WORK TO COMPLETE: Pull every line containing "parking" out of the material below.

Records from a data collection
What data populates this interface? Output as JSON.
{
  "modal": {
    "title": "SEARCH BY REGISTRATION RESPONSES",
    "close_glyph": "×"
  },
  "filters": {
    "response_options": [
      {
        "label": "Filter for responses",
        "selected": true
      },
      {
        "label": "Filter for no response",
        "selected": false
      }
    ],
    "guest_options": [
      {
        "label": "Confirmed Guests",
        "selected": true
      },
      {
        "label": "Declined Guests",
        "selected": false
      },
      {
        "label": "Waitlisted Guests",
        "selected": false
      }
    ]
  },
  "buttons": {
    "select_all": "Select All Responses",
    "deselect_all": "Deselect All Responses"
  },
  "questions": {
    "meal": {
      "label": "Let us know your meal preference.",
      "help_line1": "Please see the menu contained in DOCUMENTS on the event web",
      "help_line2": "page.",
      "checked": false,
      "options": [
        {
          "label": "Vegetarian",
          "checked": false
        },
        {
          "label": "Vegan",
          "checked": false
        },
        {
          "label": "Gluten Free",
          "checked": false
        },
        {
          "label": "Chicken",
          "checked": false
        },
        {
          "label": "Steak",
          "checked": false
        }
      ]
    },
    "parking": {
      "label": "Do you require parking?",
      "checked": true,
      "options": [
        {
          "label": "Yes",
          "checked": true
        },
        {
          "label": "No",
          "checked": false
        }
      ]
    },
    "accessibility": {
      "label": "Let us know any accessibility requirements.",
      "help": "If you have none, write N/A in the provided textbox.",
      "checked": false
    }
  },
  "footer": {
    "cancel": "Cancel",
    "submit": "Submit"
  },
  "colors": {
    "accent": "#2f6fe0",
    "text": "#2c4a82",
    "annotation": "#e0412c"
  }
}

TASK ANSWER:
    "parking": {
      "label": "Do you require parking?",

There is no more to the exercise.